Instructions for the task:
Find each line in the items below that contains the string "logo" and copy those lines out.

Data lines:
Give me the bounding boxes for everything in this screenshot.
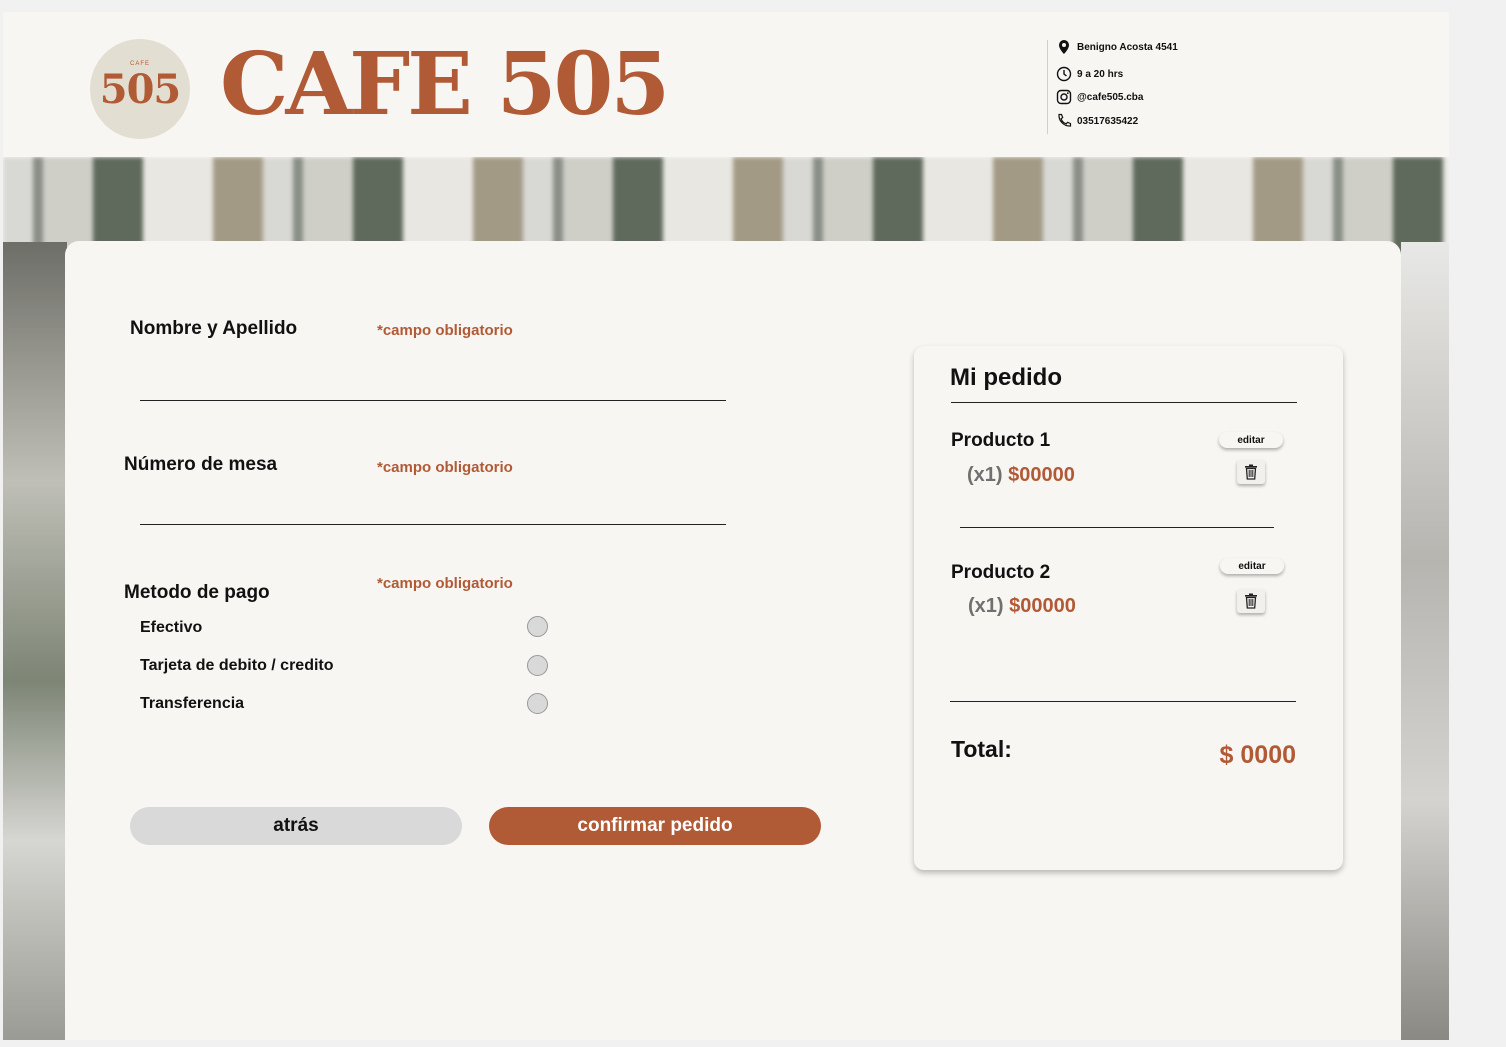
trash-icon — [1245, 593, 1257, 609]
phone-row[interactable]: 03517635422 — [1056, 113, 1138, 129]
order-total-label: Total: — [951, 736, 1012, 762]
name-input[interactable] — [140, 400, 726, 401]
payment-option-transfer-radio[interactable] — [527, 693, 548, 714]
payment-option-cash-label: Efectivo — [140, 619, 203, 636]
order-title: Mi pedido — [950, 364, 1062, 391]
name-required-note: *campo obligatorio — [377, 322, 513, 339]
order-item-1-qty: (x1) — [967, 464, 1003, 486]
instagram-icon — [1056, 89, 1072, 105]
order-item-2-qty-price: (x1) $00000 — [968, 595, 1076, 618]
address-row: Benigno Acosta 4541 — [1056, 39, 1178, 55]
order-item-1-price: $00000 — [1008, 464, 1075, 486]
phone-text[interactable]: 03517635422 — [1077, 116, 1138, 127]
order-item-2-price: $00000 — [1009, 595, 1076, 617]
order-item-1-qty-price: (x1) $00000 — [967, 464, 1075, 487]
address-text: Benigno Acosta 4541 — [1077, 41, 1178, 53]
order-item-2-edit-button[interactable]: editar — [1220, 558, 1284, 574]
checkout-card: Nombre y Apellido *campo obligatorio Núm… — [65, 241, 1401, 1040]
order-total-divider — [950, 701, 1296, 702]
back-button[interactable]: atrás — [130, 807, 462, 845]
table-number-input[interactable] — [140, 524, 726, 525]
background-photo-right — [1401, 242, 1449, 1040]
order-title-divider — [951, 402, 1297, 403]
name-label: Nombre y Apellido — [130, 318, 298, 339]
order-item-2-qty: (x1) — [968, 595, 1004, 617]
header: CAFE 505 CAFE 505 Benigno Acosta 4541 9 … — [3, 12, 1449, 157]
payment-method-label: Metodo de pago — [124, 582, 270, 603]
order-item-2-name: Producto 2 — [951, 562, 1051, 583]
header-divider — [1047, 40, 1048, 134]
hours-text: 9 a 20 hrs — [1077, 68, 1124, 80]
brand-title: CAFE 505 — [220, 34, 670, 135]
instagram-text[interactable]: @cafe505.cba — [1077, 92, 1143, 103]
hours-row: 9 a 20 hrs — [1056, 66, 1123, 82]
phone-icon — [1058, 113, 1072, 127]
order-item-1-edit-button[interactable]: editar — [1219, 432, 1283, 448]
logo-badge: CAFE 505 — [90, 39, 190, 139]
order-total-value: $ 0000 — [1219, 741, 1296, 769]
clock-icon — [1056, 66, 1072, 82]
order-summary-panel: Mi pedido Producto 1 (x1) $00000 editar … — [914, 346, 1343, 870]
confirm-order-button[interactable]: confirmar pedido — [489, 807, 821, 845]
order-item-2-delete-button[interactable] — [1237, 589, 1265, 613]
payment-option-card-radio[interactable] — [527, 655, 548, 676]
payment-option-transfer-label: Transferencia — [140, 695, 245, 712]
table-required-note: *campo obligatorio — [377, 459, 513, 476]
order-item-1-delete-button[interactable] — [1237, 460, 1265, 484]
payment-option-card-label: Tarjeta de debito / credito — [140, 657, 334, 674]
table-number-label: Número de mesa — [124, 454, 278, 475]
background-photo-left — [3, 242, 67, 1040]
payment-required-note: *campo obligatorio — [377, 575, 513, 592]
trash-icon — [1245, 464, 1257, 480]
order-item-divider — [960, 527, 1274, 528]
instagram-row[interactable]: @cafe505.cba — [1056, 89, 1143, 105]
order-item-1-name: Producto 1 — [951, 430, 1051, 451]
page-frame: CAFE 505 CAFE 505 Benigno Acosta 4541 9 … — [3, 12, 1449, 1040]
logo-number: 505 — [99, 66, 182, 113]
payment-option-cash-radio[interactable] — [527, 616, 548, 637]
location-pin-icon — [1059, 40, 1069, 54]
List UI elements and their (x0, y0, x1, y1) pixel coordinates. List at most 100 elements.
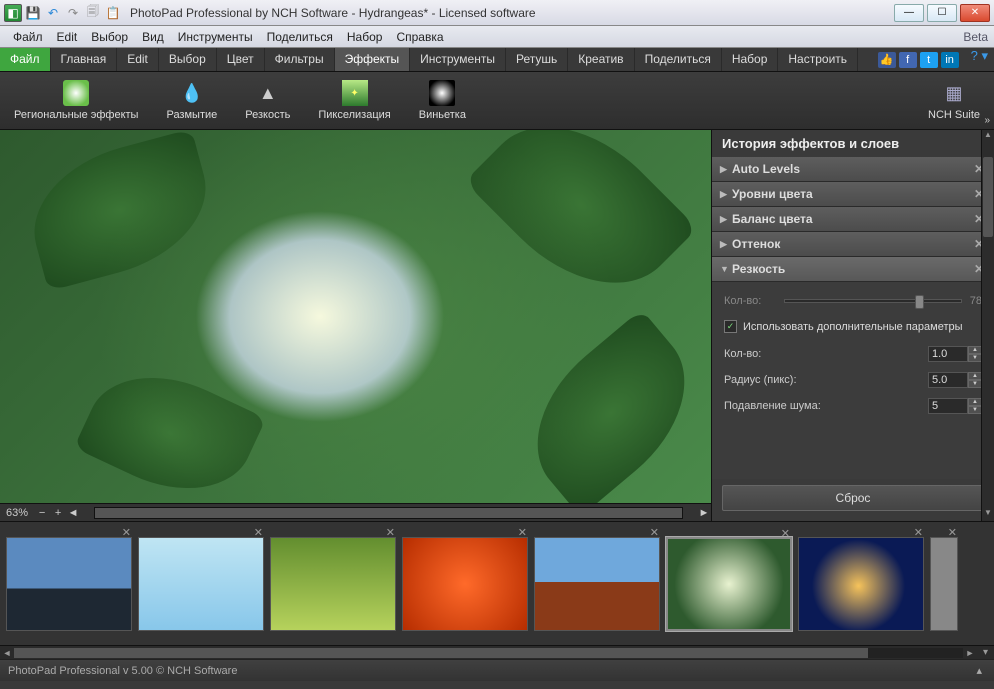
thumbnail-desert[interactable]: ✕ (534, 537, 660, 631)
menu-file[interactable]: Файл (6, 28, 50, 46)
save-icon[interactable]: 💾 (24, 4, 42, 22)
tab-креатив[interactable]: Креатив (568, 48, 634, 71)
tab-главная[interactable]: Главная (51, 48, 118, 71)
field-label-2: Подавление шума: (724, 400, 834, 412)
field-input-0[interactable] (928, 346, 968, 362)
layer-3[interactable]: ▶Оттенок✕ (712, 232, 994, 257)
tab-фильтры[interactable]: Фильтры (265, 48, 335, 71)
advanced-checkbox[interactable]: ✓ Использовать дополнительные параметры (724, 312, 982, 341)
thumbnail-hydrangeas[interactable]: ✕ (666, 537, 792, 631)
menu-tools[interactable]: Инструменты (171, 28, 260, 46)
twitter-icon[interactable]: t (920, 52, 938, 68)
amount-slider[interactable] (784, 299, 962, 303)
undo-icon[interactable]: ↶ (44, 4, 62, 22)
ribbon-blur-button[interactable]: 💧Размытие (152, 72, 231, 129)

The solution:
logo-badge: CAFE 505 — [90, 39, 190, 139]
logo-number: 505 — [99, 66, 182, 113]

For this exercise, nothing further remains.